GIVEN TASK:
Reproduce only the lines that begin at the line with "Serialize everything readable" and run to the end of the entries; omit every picture.

MATERIAL TO PROCESS:
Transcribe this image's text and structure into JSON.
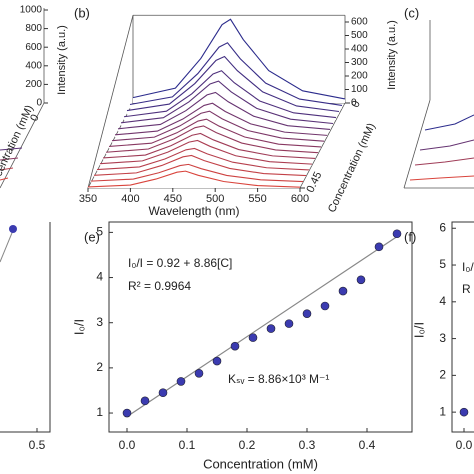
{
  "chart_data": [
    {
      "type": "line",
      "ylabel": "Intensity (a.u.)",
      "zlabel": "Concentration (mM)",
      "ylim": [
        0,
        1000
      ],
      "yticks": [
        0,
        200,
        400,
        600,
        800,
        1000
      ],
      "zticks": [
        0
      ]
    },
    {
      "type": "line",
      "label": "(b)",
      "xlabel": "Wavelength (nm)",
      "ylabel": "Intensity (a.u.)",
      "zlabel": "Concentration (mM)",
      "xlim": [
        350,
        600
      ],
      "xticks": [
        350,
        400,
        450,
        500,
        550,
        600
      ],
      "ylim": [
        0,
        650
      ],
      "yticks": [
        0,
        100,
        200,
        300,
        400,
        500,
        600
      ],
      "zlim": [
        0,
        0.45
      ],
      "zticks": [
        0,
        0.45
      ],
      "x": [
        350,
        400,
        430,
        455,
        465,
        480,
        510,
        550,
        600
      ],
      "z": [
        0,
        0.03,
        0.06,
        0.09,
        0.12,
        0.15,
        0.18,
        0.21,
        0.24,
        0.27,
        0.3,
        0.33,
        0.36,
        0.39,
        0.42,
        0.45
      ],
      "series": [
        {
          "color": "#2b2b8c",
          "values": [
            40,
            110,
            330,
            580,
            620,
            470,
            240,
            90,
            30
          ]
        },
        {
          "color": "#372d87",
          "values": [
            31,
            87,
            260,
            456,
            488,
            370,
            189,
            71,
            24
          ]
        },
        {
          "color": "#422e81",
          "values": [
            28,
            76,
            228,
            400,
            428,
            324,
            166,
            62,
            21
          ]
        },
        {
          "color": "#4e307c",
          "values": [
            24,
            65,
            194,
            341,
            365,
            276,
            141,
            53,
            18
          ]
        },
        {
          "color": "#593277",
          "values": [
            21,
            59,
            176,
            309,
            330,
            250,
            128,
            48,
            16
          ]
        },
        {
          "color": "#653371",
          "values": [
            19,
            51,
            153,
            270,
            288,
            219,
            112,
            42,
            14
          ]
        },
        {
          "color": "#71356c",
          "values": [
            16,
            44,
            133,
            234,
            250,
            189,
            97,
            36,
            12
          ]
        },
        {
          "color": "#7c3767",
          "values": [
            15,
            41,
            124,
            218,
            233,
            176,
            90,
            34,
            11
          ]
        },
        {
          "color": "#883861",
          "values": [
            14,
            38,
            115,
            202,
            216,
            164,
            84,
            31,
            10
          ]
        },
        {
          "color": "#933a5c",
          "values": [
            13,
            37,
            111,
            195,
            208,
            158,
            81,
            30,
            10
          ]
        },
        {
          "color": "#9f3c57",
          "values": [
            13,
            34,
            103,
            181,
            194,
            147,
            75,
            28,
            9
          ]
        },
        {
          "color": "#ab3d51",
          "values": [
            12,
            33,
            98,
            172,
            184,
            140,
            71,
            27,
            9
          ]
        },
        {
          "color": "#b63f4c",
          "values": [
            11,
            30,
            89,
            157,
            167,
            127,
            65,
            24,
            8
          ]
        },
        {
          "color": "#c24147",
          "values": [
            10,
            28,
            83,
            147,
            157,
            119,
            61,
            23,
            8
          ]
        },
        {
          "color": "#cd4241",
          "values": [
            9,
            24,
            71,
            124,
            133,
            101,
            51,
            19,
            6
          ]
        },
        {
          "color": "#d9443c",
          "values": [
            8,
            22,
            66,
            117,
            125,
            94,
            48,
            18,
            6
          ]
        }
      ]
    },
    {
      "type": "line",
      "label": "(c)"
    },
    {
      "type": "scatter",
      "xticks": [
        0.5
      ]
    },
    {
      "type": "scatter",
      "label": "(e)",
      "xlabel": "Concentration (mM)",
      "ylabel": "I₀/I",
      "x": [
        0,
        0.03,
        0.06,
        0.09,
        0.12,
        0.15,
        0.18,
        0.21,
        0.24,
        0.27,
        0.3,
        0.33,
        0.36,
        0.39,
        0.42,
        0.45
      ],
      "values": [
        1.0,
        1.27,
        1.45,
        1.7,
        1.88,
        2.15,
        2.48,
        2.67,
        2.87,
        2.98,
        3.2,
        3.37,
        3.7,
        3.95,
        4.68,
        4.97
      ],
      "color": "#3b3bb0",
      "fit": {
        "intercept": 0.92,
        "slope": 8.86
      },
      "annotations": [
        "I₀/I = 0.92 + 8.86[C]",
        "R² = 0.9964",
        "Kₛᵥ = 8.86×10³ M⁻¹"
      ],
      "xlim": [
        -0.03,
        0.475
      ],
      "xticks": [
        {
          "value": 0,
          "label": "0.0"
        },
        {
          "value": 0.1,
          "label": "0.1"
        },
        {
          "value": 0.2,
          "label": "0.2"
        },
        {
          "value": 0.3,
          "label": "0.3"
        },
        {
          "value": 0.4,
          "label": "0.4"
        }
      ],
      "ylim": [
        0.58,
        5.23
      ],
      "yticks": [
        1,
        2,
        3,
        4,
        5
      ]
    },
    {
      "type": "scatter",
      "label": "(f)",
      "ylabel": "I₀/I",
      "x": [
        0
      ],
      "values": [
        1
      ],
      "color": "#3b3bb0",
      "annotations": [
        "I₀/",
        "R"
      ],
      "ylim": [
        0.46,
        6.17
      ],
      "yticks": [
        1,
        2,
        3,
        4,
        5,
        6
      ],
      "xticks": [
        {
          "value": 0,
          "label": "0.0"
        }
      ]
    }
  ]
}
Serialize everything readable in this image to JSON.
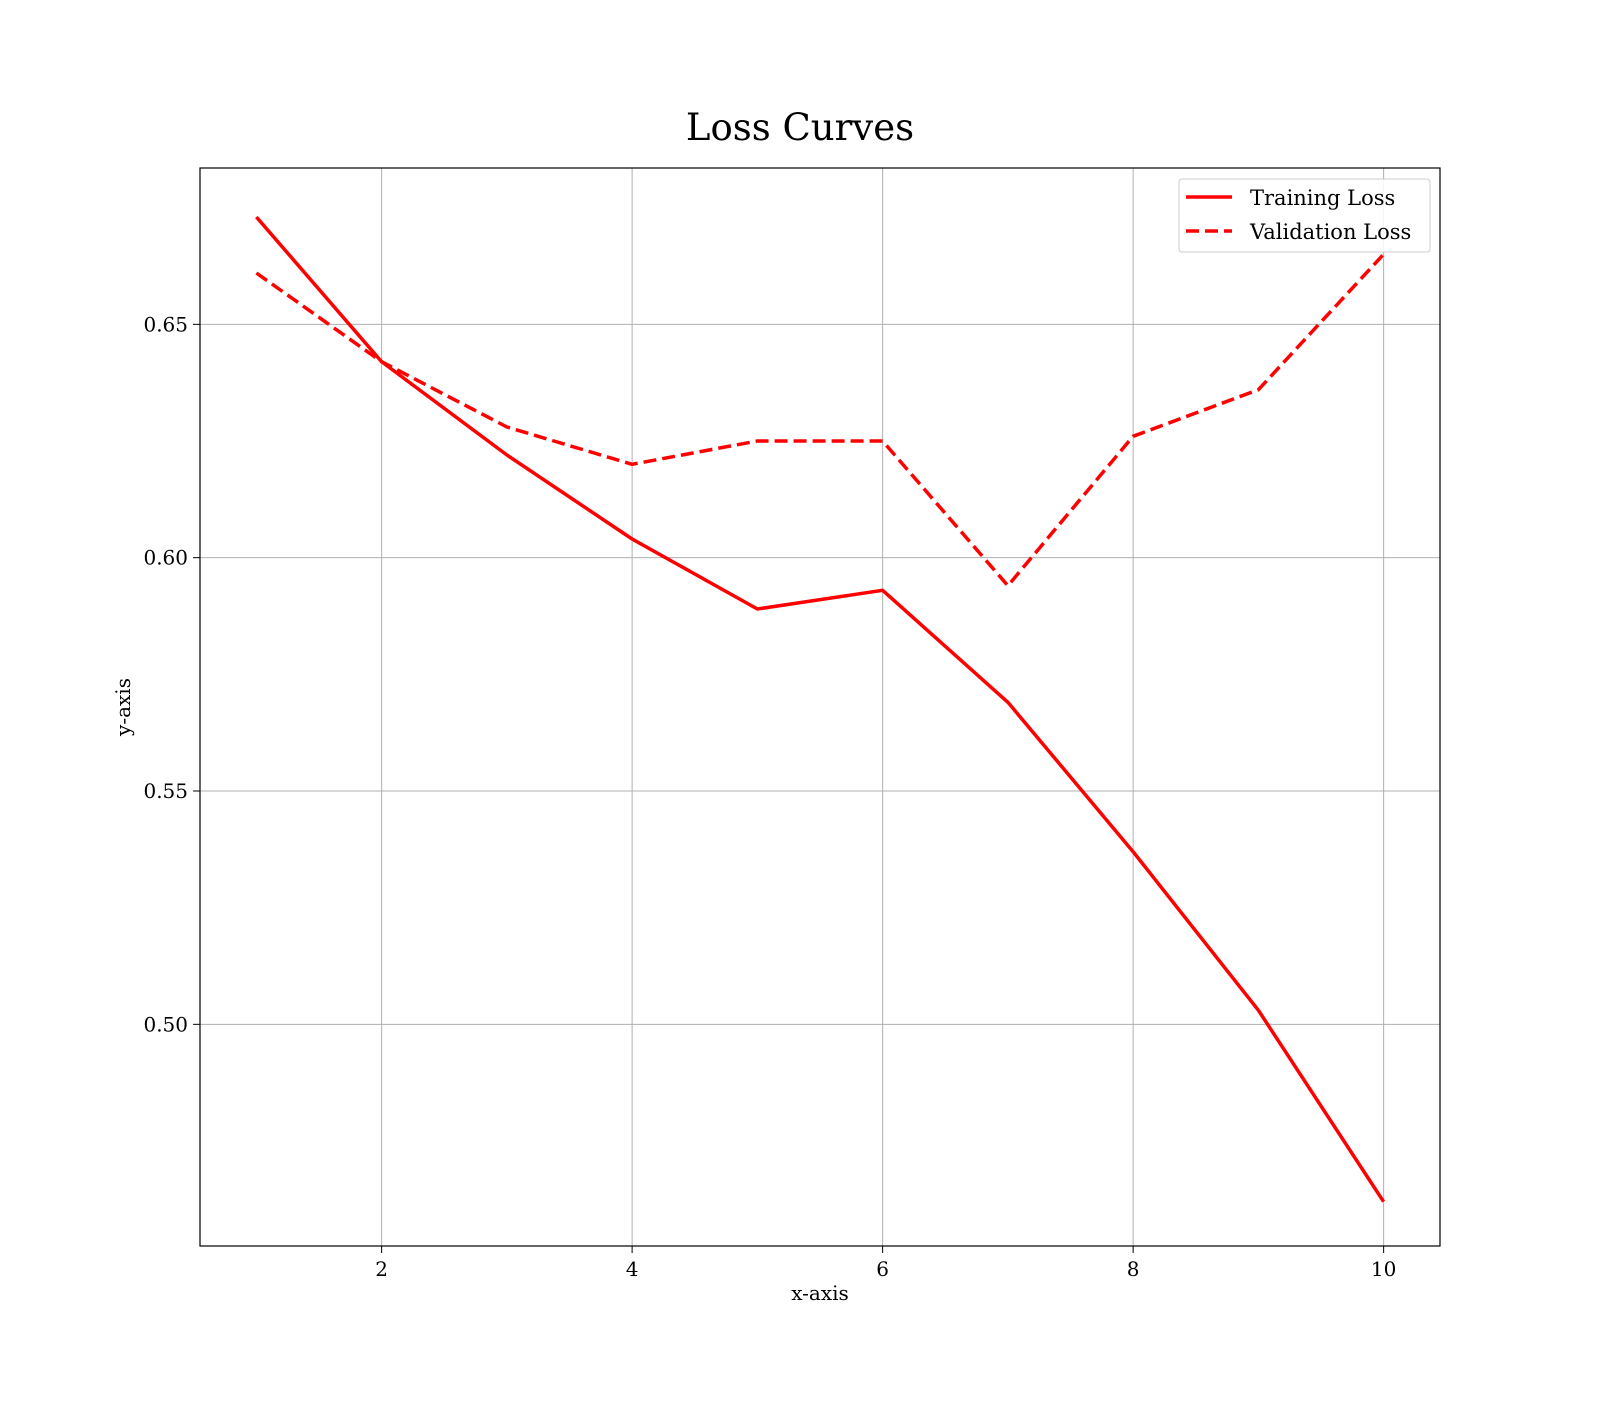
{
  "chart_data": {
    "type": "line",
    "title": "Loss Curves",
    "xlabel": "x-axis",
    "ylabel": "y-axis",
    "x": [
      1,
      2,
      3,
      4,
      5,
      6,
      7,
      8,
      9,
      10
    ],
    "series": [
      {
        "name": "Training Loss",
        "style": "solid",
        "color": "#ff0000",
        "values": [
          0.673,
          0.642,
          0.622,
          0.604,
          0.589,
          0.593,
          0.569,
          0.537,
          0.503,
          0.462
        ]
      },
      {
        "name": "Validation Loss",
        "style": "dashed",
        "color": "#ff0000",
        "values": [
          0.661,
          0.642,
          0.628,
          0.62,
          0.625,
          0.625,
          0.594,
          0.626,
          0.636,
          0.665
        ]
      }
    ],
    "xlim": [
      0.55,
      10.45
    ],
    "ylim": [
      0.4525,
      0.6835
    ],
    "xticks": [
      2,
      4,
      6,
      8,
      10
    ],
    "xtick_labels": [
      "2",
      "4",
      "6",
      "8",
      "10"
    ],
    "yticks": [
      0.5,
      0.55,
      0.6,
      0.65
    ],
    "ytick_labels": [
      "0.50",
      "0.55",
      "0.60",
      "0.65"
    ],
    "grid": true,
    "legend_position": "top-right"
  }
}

RESPONSE TO THIS EXERCISE:
Serialize everything readable in this image to JSON.
{
  "chart_data": {
    "type": "line",
    "title": "Loss Curves",
    "xlabel": "x-axis",
    "ylabel": "y-axis",
    "x": [
      1,
      2,
      3,
      4,
      5,
      6,
      7,
      8,
      9,
      10
    ],
    "series": [
      {
        "name": "Training Loss",
        "style": "solid",
        "color": "#ff0000",
        "values": [
          0.673,
          0.642,
          0.622,
          0.604,
          0.589,
          0.593,
          0.569,
          0.537,
          0.503,
          0.462
        ]
      },
      {
        "name": "Validation Loss",
        "style": "dashed",
        "color": "#ff0000",
        "values": [
          0.661,
          0.642,
          0.628,
          0.62,
          0.625,
          0.625,
          0.594,
          0.626,
          0.636,
          0.665
        ]
      }
    ],
    "xlim": [
      0.55,
      10.45
    ],
    "ylim": [
      0.4525,
      0.6835
    ],
    "xticks": [
      2,
      4,
      6,
      8,
      10
    ],
    "xtick_labels": [
      "2",
      "4",
      "6",
      "8",
      "10"
    ],
    "yticks": [
      0.5,
      0.55,
      0.6,
      0.65
    ],
    "ytick_labels": [
      "0.50",
      "0.55",
      "0.60",
      "0.65"
    ],
    "grid": true,
    "legend_position": "top-right"
  }
}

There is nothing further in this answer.